Saved entries
[Start]
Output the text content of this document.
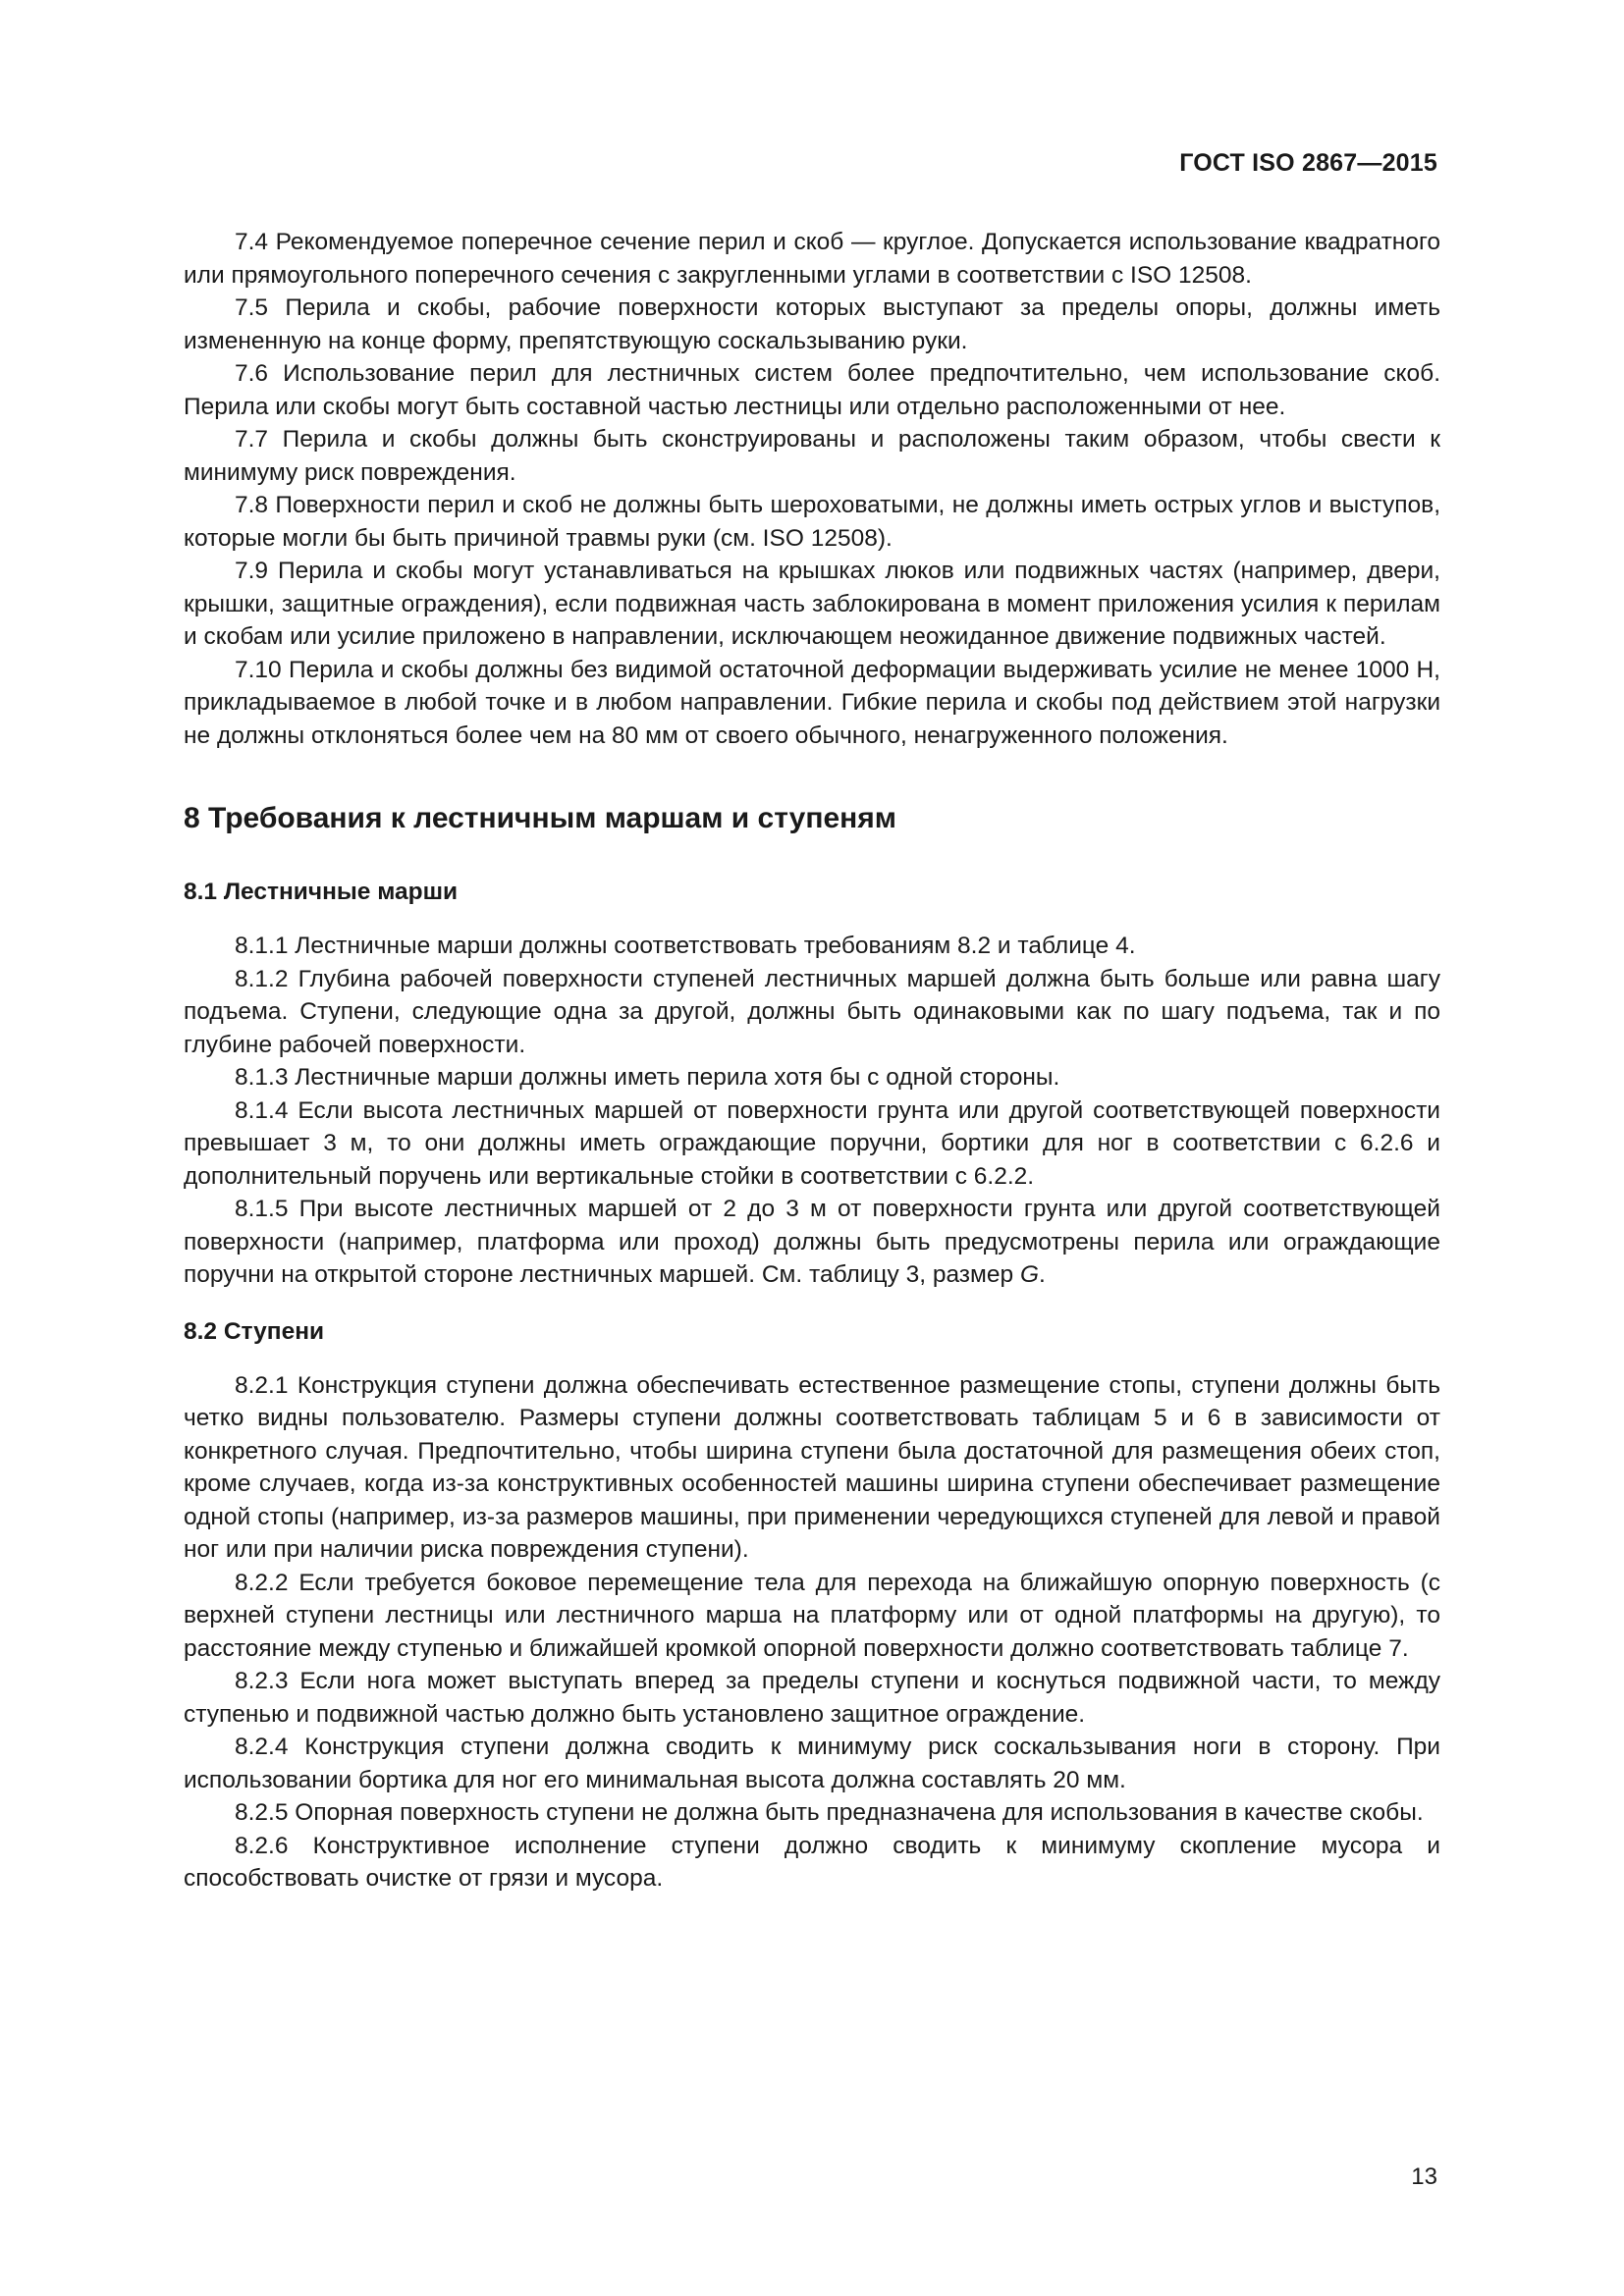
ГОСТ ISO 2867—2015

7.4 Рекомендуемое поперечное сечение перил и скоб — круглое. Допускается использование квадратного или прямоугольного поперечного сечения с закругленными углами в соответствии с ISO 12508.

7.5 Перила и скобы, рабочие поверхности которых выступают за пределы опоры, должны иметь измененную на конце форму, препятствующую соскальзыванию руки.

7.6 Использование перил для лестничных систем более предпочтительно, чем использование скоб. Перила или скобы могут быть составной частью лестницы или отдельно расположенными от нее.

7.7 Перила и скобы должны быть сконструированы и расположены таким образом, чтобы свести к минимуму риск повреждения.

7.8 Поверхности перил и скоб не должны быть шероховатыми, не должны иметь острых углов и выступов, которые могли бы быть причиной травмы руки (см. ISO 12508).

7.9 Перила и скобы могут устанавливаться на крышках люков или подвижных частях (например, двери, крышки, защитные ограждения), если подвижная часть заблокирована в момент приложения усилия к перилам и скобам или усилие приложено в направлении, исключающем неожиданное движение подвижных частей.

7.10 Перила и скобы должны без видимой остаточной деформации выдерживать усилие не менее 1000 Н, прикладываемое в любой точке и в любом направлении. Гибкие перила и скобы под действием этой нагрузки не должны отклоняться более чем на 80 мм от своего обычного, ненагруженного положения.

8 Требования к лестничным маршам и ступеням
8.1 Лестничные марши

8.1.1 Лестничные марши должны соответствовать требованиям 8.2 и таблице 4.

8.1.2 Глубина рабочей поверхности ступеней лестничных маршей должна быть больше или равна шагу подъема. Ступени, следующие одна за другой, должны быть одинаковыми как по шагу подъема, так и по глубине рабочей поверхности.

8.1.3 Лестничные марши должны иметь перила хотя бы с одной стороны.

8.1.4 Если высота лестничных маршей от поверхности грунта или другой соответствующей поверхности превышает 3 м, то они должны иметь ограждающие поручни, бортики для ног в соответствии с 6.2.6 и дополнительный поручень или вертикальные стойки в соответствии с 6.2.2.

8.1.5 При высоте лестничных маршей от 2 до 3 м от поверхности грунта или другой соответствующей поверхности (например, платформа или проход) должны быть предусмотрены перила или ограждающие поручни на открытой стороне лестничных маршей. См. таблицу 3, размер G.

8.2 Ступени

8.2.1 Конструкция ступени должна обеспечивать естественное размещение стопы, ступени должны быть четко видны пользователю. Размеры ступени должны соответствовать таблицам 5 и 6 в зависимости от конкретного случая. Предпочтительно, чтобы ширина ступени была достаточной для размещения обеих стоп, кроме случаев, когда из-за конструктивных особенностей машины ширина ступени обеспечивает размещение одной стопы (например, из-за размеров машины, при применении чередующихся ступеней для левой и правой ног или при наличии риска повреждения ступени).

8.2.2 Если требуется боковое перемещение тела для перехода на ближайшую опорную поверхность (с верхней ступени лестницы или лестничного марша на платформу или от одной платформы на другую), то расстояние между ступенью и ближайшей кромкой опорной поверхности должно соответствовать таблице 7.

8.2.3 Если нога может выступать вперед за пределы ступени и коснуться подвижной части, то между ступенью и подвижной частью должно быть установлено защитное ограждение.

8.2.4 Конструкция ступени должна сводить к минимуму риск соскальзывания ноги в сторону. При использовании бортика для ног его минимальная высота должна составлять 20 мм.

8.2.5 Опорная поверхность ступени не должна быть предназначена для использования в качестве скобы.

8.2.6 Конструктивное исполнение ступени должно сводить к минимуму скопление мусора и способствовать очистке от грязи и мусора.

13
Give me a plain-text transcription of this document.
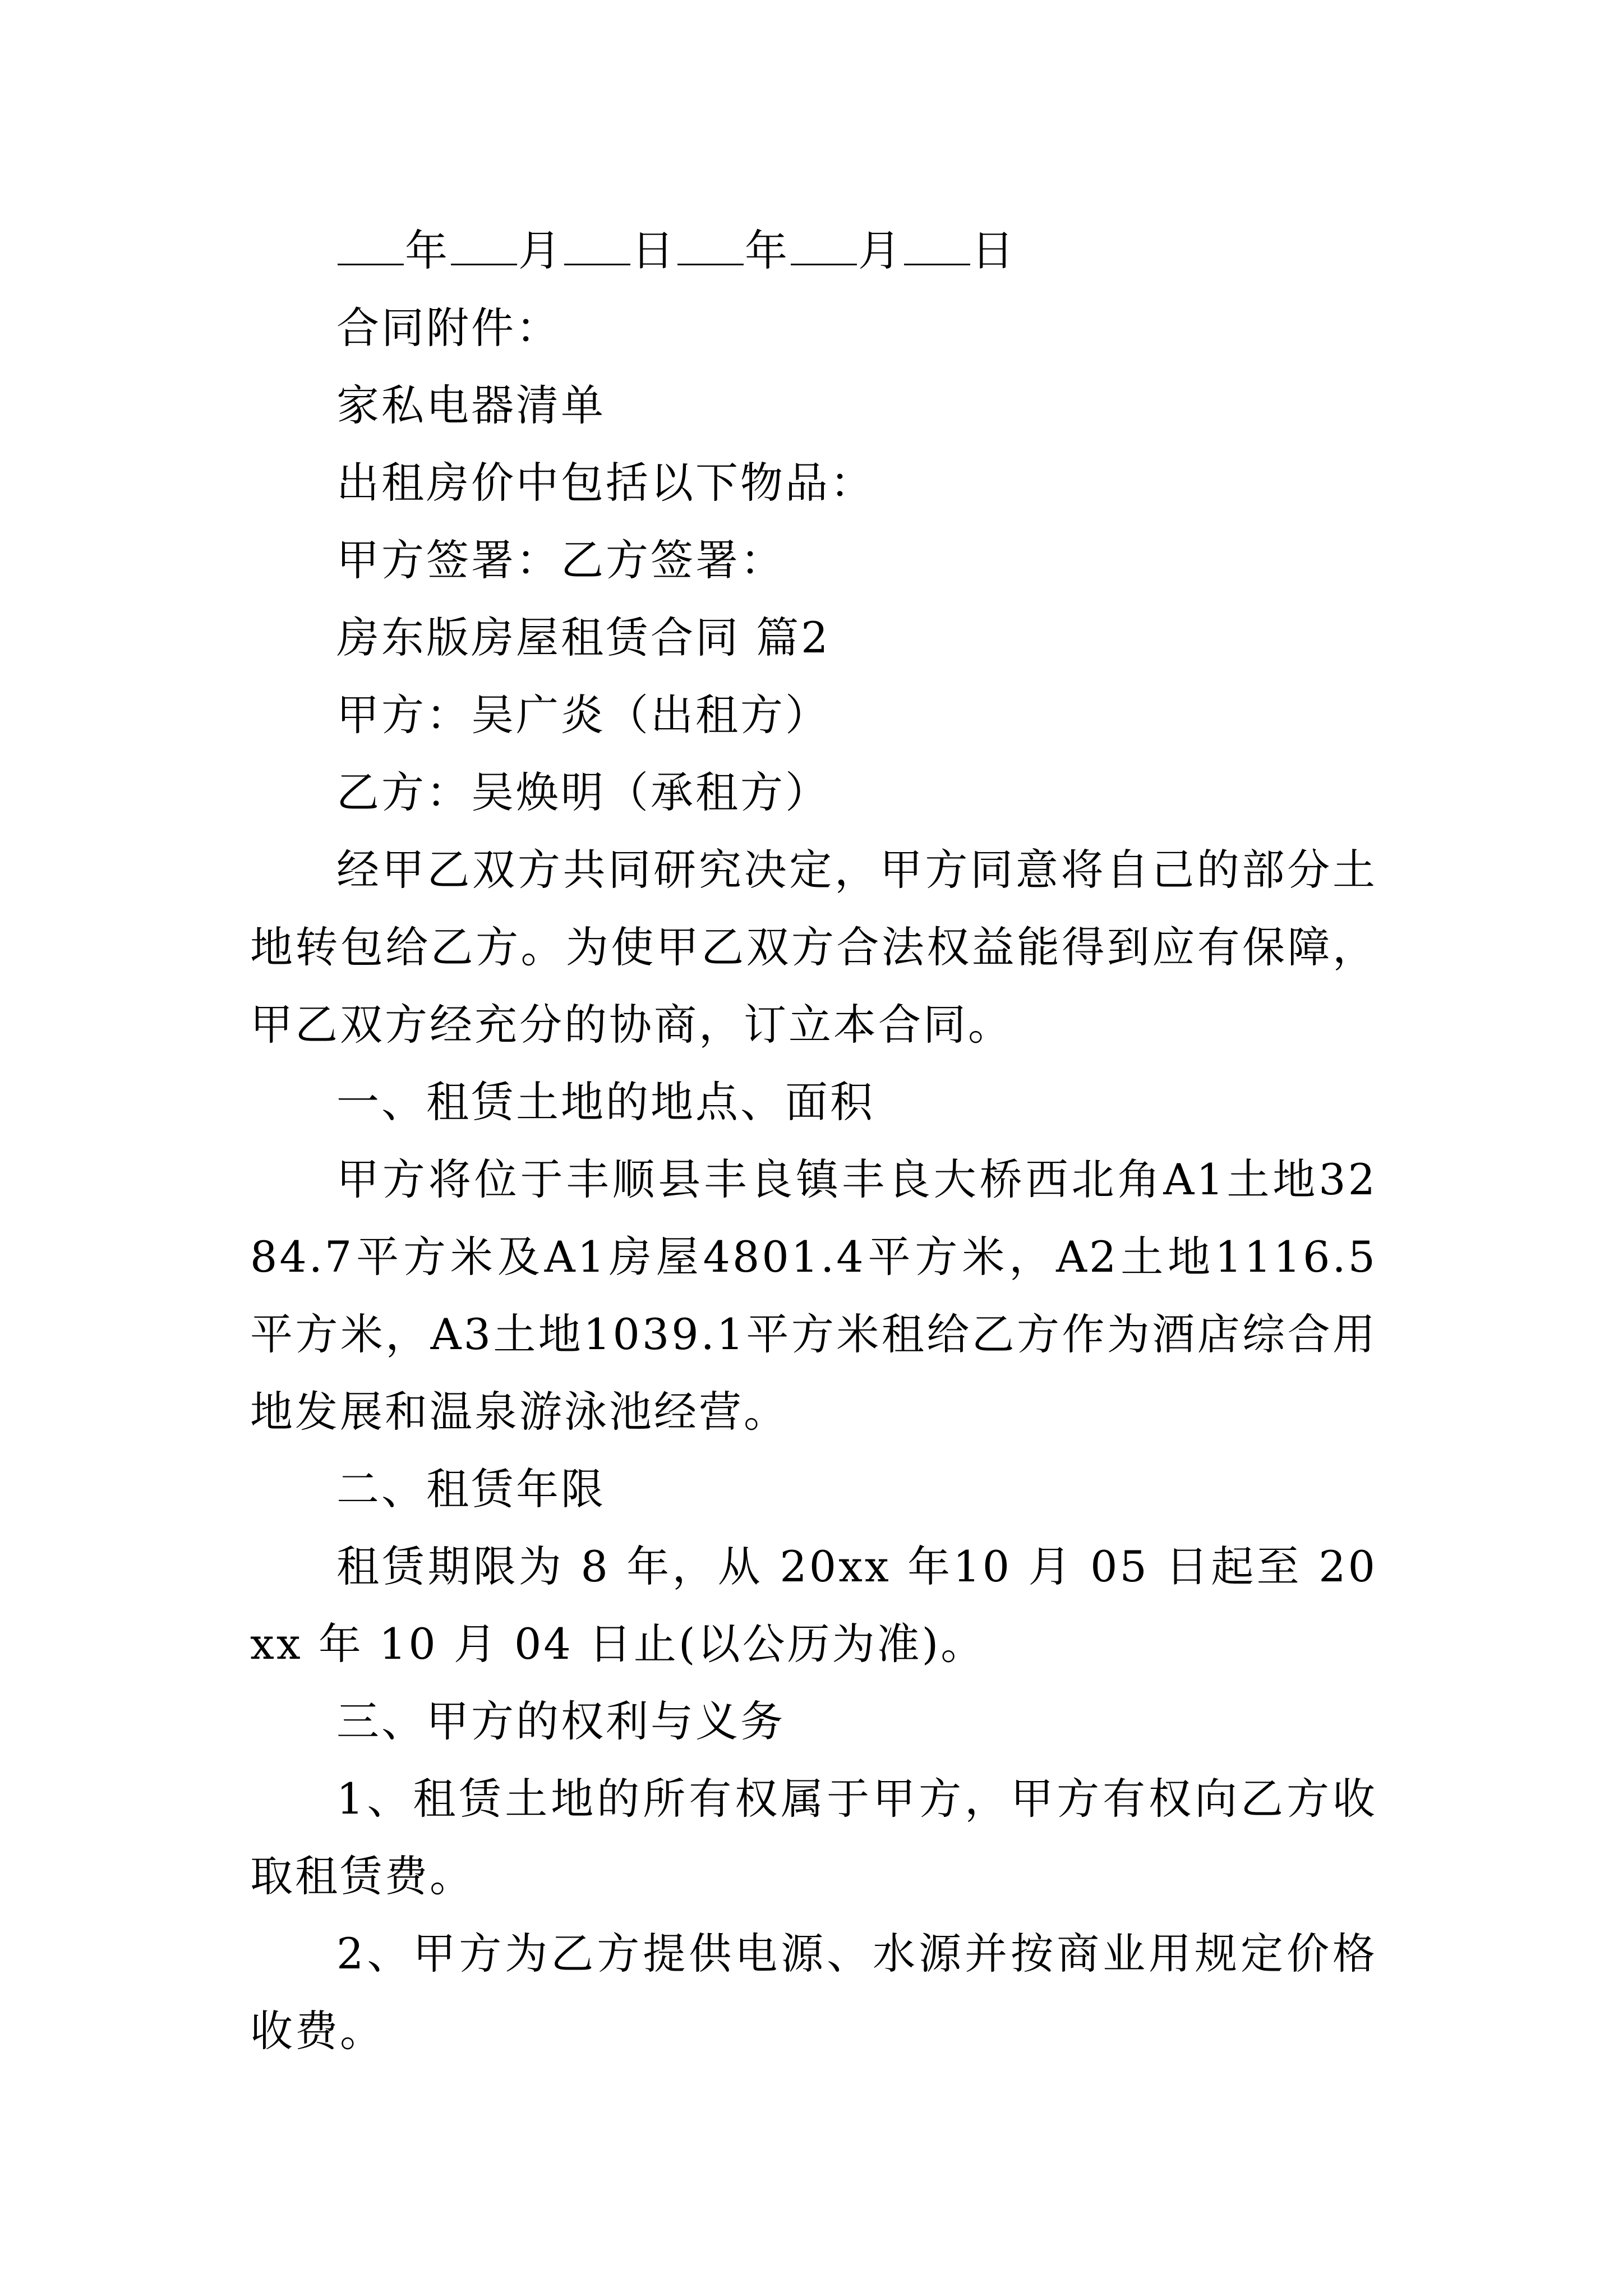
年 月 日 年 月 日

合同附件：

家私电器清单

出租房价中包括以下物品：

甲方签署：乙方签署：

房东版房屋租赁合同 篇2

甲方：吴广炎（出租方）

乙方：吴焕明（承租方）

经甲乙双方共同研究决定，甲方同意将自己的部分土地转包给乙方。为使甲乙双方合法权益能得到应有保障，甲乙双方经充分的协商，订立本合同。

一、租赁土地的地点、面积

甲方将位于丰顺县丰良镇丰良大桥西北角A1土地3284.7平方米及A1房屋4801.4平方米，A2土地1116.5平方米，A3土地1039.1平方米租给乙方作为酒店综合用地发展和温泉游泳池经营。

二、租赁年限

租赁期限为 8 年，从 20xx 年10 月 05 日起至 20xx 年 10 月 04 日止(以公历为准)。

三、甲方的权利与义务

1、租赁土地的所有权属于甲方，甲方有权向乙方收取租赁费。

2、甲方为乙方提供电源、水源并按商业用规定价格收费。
[End]
*Set exercise*
Your copy should repeat each entry above exactly but contain no pictures.

*Expected output*
Output the text content of this document.
ГОСТ ISO 2867—2015

7.4 Рекомендуемое поперечное сечение перил и скоб — круглое. Допускается использование квадратного или прямоугольного поперечного сечения с закругленными углами в соответствии с ISO 12508.

7.5 Перила и скобы, рабочие поверхности которых выступают за пределы опоры, должны иметь измененную на конце форму, препятствующую соскальзыванию руки.

7.6 Использование перил для лестничных систем более предпочтительно, чем использование скоб. Перила или скобы могут быть составной частью лестницы или отдельно расположенными от нее.

7.7 Перила и скобы должны быть сконструированы и расположены таким образом, чтобы свести к минимуму риск повреждения.

7.8 Поверхности перил и скоб не должны быть шероховатыми, не должны иметь острых углов и выступов, которые могли бы быть причиной травмы руки (см. ISO 12508).

7.9 Перила и скобы могут устанавливаться на крышках люков или подвижных частях (например, двери, крышки, защитные ограждения), если подвижная часть заблокирована в момент приложения усилия к перилам и скобам или усилие приложено в направлении, исключающем неожиданное движение подвижных частей.

7.10 Перила и скобы должны без видимой остаточной деформации выдерживать усилие не менее 1000 Н, прикладываемое в любой точке и в любом направлении. Гибкие перила и скобы под действием этой нагрузки не должны отклоняться более чем на 80 мм от своего обычного, ненагруженного положения.

8 Требования к лестничным маршам и ступеням
8.1 Лестничные марши

8.1.1 Лестничные марши должны соответствовать требованиям 8.2 и таблице 4.

8.1.2 Глубина рабочей поверхности ступеней лестничных маршей должна быть больше или равна шагу подъема. Ступени, следующие одна за другой, должны быть одинаковыми как по шагу подъема, так и по глубине рабочей поверхности.

8.1.3 Лестничные марши должны иметь перила хотя бы с одной стороны.

8.1.4 Если высота лестничных маршей от поверхности грунта или другой соответствующей поверхности превышает 3 м, то они должны иметь ограждающие поручни, бортики для ног в соответствии с 6.2.6 и дополнительный поручень или вертикальные стойки в соответствии с 6.2.2.

8.1.5 При высоте лестничных маршей от 2 до 3 м от поверхности грунта или другой соответствующей поверхности (например, платформа или проход) должны быть предусмотрены перила или ограждающие поручни на открытой стороне лестничных маршей. См. таблицу 3, размер G.

8.2 Ступени

8.2.1 Конструкция ступени должна обеспечивать естественное размещение стопы, ступени должны быть четко видны пользователю. Размеры ступени должны соответствовать таблицам 5 и 6 в зависимости от конкретного случая. Предпочтительно, чтобы ширина ступени была достаточной для размещения обеих стоп, кроме случаев, когда из-за конструктивных особенностей машины ширина ступени обеспечивает размещение одной стопы (например, из-за размеров машины, при применении чередующихся ступеней для левой и правой ног или при наличии риска повреждения ступени).

8.2.2 Если требуется боковое перемещение тела для перехода на ближайшую опорную поверхность (с верхней ступени лестницы или лестничного марша на платформу или от одной платформы на другую), то расстояние между ступенью и ближайшей кромкой опорной поверхности должно соответствовать таблице 7.

8.2.3 Если нога может выступать вперед за пределы ступени и коснуться подвижной части, то между ступенью и подвижной частью должно быть установлено защитное ограждение.

8.2.4 Конструкция ступени должна сводить к минимуму риск соскальзывания ноги в сторону. При использовании бортика для ног его минимальная высота должна составлять 20 мм.

8.2.5 Опорная поверхность ступени не должна быть предназначена для использования в качестве скобы.

8.2.6 Конструктивное исполнение ступени должно сводить к минимуму скопление мусора и способствовать очистке от грязи и мусора.

13
Give me a plain-text transcription of this document.
年 月 日 年 月 日

合同附件：

家私电器清单

出租房价中包括以下物品：

甲方签署：乙方签署：

房东版房屋租赁合同 篇2

甲方：吴广炎（出租方）

乙方：吴焕明（承租方）

经甲乙双方共同研究决定，甲方同意将自己的部分土地转包给乙方。为使甲乙双方合法权益能得到应有保障，甲乙双方经充分的协商，订立本合同。

一、租赁土地的地点、面积

甲方将位于丰顺县丰良镇丰良大桥西北角A1土地3284.7平方米及A1房屋4801.4平方米，A2土地1116.5平方米，A3土地1039.1平方米租给乙方作为酒店综合用地发展和温泉游泳池经营。

二、租赁年限

租赁期限为 8 年，从 20xx 年10 月 05 日起至 20xx 年 10 月 04 日止(以公历为准)。

三、甲方的权利与义务

1、租赁土地的所有权属于甲方，甲方有权向乙方收取租赁费。

2、甲方为乙方提供电源、水源并按商业用规定价格收费。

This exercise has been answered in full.